>> Start Dataset records
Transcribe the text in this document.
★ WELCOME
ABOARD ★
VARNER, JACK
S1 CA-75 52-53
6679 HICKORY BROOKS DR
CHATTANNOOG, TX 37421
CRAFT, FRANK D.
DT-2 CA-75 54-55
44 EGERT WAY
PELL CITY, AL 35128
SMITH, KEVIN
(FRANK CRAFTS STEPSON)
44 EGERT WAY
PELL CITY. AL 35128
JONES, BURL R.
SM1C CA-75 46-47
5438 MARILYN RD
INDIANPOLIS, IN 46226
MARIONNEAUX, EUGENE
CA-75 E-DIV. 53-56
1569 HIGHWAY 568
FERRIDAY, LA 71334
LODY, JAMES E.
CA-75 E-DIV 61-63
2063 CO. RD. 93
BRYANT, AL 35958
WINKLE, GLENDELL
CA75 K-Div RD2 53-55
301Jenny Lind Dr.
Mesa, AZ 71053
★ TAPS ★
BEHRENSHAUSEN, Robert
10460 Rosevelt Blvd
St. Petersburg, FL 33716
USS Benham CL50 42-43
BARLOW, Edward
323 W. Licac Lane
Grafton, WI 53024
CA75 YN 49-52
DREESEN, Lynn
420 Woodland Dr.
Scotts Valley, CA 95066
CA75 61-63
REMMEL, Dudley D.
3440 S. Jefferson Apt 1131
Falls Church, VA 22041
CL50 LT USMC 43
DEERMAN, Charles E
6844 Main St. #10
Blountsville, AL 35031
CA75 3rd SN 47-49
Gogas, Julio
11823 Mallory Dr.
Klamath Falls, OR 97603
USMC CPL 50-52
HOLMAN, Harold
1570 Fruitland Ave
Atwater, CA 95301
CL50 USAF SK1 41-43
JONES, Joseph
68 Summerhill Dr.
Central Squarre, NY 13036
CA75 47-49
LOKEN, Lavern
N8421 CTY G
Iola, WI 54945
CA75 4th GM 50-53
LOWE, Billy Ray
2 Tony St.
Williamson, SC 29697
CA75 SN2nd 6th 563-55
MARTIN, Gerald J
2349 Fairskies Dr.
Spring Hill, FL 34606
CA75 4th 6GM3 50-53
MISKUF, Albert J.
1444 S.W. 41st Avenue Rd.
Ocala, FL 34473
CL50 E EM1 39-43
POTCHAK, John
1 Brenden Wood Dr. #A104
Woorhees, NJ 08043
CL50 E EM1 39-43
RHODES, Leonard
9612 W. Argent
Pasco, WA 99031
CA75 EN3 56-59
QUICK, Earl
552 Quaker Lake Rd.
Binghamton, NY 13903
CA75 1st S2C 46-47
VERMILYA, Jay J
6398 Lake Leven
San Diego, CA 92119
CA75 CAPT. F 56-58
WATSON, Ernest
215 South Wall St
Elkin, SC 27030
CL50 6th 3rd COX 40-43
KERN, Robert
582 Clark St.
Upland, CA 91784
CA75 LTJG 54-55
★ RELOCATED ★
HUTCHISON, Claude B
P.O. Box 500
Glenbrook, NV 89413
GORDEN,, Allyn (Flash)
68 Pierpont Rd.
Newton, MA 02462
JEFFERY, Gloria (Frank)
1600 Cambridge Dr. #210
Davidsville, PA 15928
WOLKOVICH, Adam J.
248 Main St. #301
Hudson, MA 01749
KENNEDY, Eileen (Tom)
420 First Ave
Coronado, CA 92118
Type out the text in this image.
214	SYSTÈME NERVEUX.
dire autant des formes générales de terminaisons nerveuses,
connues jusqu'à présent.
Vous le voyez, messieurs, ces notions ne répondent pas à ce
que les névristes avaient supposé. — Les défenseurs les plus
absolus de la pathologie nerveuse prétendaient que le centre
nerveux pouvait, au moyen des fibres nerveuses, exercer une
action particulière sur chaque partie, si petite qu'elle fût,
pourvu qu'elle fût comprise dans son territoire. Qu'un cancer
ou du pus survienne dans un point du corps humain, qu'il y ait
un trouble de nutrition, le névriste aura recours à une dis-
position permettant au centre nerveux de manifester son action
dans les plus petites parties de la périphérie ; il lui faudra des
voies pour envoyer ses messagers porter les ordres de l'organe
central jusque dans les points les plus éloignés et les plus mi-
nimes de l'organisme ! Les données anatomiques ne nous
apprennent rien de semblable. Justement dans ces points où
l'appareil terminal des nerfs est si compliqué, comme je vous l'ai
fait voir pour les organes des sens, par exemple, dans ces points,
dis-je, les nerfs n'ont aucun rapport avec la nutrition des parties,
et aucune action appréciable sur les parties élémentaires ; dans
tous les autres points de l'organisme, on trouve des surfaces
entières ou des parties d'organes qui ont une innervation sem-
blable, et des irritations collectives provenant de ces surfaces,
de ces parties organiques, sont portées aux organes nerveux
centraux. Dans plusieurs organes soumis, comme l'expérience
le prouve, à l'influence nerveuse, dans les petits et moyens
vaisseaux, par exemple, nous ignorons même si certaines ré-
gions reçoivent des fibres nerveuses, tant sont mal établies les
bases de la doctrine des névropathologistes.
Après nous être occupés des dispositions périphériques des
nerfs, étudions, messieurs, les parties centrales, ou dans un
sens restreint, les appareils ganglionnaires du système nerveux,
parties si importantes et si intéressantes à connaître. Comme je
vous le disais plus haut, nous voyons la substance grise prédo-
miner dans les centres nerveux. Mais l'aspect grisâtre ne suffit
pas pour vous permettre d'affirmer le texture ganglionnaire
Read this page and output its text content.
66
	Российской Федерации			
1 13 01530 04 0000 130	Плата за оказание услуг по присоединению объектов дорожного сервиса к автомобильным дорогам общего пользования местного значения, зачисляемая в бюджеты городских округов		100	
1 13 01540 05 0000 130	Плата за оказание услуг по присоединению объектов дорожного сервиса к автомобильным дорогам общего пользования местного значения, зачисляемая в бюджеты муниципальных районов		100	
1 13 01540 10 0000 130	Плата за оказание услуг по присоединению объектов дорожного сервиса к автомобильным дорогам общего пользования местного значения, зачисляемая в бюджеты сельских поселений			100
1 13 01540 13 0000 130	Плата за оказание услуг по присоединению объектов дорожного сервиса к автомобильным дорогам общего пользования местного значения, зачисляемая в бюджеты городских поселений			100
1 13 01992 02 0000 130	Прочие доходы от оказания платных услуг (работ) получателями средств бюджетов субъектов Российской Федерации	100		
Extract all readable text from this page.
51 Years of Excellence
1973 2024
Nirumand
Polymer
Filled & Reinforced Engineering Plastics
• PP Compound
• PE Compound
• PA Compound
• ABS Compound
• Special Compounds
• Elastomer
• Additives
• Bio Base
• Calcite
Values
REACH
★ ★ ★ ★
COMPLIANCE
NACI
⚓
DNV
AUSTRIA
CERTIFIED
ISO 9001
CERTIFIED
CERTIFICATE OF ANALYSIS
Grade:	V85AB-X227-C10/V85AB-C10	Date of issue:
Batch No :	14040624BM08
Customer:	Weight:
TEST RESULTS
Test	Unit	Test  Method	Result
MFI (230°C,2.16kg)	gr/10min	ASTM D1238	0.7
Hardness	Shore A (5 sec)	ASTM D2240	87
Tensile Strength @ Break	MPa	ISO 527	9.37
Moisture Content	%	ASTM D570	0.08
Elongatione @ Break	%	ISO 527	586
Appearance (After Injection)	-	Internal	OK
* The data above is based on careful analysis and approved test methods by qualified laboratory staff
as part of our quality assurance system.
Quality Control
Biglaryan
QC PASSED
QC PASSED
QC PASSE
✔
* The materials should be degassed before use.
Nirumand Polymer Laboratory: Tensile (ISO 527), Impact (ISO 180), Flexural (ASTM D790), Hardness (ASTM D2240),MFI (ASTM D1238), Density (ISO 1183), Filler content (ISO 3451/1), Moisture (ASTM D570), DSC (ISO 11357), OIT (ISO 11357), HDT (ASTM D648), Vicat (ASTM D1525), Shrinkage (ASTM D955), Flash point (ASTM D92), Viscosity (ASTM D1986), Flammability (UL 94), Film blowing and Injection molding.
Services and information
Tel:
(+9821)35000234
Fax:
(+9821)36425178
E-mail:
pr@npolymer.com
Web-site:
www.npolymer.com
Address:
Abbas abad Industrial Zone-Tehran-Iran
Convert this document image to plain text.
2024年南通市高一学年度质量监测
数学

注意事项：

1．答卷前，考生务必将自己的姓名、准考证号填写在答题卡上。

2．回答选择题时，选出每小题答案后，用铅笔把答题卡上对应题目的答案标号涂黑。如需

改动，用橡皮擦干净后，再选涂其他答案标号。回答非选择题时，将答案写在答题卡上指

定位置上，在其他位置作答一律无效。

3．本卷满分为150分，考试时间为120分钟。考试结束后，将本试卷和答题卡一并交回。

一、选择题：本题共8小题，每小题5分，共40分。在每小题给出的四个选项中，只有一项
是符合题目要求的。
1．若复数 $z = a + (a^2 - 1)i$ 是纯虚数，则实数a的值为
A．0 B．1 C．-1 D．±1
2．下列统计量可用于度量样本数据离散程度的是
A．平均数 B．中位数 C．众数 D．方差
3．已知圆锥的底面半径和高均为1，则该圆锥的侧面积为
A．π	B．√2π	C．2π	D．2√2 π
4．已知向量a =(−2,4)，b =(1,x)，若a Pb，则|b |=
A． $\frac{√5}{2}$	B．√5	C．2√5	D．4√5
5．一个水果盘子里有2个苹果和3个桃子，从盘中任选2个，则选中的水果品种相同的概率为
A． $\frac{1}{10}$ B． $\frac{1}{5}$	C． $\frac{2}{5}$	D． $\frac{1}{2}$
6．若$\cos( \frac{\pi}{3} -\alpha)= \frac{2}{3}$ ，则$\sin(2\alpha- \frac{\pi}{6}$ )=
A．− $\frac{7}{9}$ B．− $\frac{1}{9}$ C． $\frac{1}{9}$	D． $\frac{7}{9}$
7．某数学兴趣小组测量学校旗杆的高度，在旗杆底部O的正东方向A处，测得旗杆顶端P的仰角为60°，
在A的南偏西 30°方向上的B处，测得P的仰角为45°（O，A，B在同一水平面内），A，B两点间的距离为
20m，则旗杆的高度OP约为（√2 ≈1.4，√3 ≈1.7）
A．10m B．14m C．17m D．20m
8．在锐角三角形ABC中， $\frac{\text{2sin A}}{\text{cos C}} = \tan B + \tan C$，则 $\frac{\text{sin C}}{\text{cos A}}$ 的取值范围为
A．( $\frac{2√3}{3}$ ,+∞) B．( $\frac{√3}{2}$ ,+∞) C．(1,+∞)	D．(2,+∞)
>> End Dataset records
Task directions –
Report the number of lines that contain "местного", with no other words.

Exercise result –
4